[Task description]
Print out the entries below with no edits.
--- start of Task input ---
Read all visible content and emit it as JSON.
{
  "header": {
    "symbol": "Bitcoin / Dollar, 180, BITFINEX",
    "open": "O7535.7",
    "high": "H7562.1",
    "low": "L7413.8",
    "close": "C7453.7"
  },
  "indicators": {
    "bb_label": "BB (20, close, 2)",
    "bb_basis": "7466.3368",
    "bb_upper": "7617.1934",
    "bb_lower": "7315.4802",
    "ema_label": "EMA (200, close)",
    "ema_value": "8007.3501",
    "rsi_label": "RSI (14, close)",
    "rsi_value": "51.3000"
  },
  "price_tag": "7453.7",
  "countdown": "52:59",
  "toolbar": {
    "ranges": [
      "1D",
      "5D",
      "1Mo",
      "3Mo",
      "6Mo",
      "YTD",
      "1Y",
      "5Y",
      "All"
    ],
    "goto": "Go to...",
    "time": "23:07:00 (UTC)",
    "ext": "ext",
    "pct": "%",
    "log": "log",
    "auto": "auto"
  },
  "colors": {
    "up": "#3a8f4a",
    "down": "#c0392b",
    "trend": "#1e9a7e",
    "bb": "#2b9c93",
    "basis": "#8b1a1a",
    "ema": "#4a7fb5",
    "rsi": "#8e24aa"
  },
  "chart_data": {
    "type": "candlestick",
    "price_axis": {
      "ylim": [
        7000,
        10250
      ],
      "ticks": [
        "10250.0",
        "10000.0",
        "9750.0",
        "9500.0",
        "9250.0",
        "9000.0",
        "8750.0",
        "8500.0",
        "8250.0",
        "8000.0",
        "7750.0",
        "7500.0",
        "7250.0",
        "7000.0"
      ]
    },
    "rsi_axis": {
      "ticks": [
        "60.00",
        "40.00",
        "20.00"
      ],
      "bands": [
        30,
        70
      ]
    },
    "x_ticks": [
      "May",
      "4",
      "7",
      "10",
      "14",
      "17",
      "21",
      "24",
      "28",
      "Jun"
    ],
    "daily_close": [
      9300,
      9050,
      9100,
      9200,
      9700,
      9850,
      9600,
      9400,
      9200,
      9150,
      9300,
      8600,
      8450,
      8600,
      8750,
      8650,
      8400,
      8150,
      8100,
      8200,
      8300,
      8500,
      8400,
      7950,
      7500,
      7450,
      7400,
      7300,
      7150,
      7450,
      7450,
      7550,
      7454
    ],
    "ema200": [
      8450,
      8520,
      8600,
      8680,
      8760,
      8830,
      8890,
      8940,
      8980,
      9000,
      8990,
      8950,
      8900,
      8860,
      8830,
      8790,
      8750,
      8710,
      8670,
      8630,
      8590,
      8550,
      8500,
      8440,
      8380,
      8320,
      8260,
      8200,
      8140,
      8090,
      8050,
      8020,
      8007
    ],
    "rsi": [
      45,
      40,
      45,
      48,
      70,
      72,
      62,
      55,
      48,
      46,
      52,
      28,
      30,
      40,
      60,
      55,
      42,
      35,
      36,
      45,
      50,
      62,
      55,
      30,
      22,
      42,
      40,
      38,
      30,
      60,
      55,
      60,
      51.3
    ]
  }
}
--- end of Task input ---
[Task response]
Read all visible content and emit it as JSON.
{
  "header": {
    "symbol": "Bitcoin / Dollar, 180, BITFINEX",
    "open": "O7535.7",
    "high": "H7562.1",
    "low": "L7413.8",
    "close": "C7453.7"
  },
  "indicators": {
    "bb_label": "BB (20, close, 2)",
    "bb_basis": "7466.3368",
    "bb_upper": "7617.1934",
    "bb_lower": "7315.4802",
    "ema_label": "EMA (200, close)",
    "ema_value": "8007.3501",
    "rsi_label": "RSI (14, close)",
    "rsi_value": "51.3000"
  },
  "price_tag": "7453.7",
  "countdown": "52:59",
  "toolbar": {
    "ranges": [
      "1D",
      "5D",
      "1Mo",
      "3Mo",
      "6Mo",
      "YTD",
      "1Y",
      "5Y",
      "All"
    ],
    "goto": "Go to...",
    "time": "23:07:00 (UTC)",
    "ext": "ext",
    "pct": "%",
    "log": "log",
    "auto": "auto"
  },
  "colors": {
    "up": "#3a8f4a",
    "down": "#c0392b",
    "trend": "#1e9a7e",
    "bb": "#2b9c93",
    "basis": "#8b1a1a",
    "ema": "#4a7fb5",
    "rsi": "#8e24aa"
  },
  "chart_data": {
    "type": "candlestick",
    "price_axis": {
      "ylim": [
        7000,
        10250
      ],
      "ticks": [
        "10250.0",
        "10000.0",
        "9750.0",
        "9500.0",
        "9250.0",
        "9000.0",
        "8750.0",
        "8500.0",
        "8250.0",
        "8000.0",
        "7750.0",
        "7500.0",
        "7250.0",
        "7000.0"
      ]
    },
    "rsi_axis": {
      "ticks": [
        "60.00",
        "40.00",
        "20.00"
      ],
      "bands": [
        30,
        70
      ]
    },
    "x_ticks": [
      "May",
      "4",
      "7",
      "10",
      "14",
      "17",
      "21",
      "24",
      "28",
      "Jun"
    ],
    "daily_close": [
      9300,
      9050,
      9100,
      9200,
      9700,
      9850,
      9600,
      9400,
      9200,
      9150,
      9300,
      8600,
      8450,
      8600,
      8750,
      8650,
      8400,
      8150,
      8100,
      8200,
      8300,
      8500,
      8400,
      7950,
      7500,
      7450,
      7400,
      7300,
      7150,
      7450,
      7450,
      7550,
      7454
    ],
    "ema200": [
      8450,
      8520,
      8600,
      8680,
      8760,
      8830,
      8890,
      8940,
      8980,
      9000,
      8990,
      8950,
      8900,
      8860,
      8830,
      8790,
      8750,
      8710,
      8670,
      8630,
      8590,
      8550,
      8500,
      8440,
      8380,
      8320,
      8260,
      8200,
      8140,
      8090,
      8050,
      8020,
      8007
    ],
    "rsi": [
      45,
      40,
      45,
      48,
      70,
      72,
      62,
      55,
      48,
      46,
      52,
      28,
      30,
      40,
      60,
      55,
      42,
      35,
      36,
      45,
      50,
      62,
      55,
      30,
      22,
      42,
      40,
      38,
      30,
      60,
      55,
      60,
      51.3
    ]
  }
}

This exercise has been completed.